Element box annotations:

>> start

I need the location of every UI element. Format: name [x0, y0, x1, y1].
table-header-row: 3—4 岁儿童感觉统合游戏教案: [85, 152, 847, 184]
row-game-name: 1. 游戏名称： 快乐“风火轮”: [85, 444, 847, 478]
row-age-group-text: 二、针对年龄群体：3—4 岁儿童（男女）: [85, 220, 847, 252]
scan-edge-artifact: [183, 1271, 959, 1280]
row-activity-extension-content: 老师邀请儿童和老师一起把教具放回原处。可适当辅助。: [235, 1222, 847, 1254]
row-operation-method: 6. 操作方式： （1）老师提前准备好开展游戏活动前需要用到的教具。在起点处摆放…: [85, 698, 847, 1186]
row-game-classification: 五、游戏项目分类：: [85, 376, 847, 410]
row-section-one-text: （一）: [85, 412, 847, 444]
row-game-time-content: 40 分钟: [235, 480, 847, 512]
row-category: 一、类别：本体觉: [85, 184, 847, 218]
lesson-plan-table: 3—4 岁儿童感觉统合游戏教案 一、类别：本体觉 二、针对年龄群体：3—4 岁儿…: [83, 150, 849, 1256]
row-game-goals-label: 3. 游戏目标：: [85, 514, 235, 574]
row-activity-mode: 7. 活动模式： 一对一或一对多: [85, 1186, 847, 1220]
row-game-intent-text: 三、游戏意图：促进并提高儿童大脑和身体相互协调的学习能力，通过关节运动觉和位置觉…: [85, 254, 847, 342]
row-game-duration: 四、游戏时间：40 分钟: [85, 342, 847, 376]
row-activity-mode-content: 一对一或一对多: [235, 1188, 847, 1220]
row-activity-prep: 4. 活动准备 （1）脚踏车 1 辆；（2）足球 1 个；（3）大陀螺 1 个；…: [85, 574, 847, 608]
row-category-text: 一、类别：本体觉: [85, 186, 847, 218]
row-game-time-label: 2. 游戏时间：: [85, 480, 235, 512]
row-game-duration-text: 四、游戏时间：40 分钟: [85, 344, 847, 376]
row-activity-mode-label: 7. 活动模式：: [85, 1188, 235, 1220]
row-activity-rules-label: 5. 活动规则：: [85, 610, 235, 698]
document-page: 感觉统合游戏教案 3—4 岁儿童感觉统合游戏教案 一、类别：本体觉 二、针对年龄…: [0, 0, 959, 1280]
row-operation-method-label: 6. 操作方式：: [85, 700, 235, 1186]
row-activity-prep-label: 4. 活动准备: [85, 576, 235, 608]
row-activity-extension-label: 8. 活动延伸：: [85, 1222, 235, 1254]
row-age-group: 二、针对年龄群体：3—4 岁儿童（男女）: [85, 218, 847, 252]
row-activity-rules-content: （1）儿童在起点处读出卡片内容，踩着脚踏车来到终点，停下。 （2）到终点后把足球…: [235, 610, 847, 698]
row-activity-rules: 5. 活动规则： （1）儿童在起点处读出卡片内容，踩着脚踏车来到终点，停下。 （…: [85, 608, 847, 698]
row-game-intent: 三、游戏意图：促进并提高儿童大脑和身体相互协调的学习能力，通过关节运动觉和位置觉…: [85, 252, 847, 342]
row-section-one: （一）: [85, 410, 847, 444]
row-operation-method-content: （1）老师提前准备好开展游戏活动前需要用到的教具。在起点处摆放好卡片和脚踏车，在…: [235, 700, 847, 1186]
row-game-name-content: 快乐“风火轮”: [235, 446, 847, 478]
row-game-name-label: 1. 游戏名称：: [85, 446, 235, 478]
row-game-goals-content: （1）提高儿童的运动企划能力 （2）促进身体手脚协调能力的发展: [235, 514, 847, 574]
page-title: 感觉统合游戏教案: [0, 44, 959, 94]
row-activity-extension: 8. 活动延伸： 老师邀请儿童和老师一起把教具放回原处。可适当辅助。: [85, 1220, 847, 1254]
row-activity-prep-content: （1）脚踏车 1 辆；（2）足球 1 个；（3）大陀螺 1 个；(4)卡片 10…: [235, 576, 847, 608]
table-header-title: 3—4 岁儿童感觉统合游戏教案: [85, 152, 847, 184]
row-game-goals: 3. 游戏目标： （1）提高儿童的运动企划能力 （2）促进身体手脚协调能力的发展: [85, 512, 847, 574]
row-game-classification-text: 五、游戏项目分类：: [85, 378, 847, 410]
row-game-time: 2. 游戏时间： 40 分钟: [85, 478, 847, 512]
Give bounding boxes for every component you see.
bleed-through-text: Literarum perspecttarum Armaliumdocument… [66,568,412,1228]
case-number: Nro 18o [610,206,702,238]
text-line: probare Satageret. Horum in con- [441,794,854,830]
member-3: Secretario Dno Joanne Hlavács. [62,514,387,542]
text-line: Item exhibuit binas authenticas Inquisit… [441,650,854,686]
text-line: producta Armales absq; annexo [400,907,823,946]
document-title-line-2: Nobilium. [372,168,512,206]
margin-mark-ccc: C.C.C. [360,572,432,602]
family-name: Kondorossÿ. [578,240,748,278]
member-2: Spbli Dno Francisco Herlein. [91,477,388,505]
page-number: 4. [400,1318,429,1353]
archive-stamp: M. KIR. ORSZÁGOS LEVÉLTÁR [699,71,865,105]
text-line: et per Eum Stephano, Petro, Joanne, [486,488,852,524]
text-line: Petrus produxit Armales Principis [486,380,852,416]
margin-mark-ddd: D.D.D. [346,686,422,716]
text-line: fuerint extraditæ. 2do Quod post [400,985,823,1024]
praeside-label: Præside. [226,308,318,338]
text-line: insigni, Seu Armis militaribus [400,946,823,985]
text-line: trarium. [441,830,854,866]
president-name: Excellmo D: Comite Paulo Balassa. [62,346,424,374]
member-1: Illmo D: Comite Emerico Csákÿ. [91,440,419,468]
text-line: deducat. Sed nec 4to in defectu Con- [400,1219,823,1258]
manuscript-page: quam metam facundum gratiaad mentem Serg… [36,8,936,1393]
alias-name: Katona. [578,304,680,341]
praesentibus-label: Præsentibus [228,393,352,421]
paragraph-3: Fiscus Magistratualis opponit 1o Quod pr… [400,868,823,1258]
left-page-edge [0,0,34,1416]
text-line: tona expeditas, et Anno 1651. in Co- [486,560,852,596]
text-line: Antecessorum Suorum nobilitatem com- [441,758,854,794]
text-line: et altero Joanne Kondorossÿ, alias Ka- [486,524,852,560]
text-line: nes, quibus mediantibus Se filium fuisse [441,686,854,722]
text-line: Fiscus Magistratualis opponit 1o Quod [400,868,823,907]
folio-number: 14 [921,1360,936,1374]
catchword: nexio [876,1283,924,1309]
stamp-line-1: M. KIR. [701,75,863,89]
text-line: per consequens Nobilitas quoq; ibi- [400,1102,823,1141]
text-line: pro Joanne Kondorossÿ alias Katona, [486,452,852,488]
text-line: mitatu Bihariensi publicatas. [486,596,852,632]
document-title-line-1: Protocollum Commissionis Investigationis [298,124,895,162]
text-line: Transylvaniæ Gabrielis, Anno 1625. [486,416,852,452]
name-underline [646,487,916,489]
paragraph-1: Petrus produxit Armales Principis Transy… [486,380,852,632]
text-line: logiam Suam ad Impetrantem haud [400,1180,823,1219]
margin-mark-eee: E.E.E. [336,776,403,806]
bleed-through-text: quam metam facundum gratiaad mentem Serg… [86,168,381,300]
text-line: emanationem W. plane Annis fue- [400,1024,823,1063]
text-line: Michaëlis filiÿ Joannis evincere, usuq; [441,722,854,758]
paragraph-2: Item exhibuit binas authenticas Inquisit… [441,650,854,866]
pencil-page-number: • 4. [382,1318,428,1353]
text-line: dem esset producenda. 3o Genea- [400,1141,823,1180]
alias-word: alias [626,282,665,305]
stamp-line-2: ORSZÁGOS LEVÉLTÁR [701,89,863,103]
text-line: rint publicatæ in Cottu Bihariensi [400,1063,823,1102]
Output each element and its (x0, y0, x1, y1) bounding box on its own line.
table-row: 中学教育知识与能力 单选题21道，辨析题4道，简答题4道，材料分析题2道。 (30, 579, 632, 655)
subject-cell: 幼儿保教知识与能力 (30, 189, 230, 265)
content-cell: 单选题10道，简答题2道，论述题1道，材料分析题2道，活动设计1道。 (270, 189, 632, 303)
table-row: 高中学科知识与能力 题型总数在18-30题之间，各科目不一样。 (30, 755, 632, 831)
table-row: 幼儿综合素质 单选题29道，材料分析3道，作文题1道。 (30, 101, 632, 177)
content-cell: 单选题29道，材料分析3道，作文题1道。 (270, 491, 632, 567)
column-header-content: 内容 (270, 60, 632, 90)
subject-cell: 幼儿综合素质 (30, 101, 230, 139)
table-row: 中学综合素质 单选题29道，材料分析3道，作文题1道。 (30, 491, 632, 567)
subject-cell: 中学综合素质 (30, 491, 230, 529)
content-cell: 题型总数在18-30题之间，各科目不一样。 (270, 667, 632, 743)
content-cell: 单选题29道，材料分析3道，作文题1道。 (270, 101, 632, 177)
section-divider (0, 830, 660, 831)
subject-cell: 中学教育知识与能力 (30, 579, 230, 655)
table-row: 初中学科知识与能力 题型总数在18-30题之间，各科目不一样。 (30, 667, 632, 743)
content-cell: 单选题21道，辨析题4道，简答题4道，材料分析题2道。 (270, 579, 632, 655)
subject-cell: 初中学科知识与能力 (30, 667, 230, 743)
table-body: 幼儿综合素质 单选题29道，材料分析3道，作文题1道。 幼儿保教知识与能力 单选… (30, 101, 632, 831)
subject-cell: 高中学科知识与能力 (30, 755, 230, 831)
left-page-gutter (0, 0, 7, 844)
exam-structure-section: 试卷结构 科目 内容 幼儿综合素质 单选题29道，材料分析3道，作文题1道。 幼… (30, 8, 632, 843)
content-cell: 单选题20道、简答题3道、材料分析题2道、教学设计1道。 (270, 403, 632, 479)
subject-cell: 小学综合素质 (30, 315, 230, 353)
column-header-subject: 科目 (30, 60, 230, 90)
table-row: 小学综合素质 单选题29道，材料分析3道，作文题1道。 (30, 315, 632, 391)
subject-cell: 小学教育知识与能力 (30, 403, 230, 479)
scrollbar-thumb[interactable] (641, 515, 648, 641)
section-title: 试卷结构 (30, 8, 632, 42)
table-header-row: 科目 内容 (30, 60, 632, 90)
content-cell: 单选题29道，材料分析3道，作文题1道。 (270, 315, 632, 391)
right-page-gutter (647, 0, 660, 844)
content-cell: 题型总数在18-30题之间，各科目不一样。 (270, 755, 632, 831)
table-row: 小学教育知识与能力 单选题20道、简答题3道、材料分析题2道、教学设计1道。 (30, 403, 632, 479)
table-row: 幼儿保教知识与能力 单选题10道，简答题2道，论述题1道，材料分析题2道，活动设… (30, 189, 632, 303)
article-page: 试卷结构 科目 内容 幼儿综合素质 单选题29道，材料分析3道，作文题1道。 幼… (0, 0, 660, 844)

>> end

= Written request =
Write out the lines of the records word for word, from the very first line through the line that contains "row-activity-mode: 7. 活动模式：", including both.

= Answer to this exercise =
I need the location of every UI element. Format: name [x0, y0, x1, y1].
table-header-row: 3—4 岁儿童感觉统合游戏教案: [85, 152, 847, 184]
row-game-name: 1. 游戏名称： 快乐“风火轮”: [85, 444, 847, 478]
row-age-group-text: 二、针对年龄群体：3—4 岁儿童（男女）: [85, 220, 847, 252]
scan-edge-artifact: [183, 1271, 959, 1280]
row-activity-extension-content: 老师邀请儿童和老师一起把教具放回原处。可适当辅助。: [235, 1222, 847, 1254]
row-operation-method: 6. 操作方式： （1）老师提前准备好开展游戏活动前需要用到的教具。在起点处摆放…: [85, 698, 847, 1186]
row-game-classification: 五、游戏项目分类：: [85, 376, 847, 410]
row-section-one-text: （一）: [85, 412, 847, 444]
row-game-time-content: 40 分钟: [235, 480, 847, 512]
row-category: 一、类别：本体觉: [85, 184, 847, 218]
lesson-plan-table: 3—4 岁儿童感觉统合游戏教案 一、类别：本体觉 二、针对年龄群体：3—4 岁儿…: [83, 150, 849, 1256]
row-game-goals-label: 3. 游戏目标：: [85, 514, 235, 574]
row-activity-mode: 7. 活动模式： 一对一或一对多: [85, 1186, 847, 1220]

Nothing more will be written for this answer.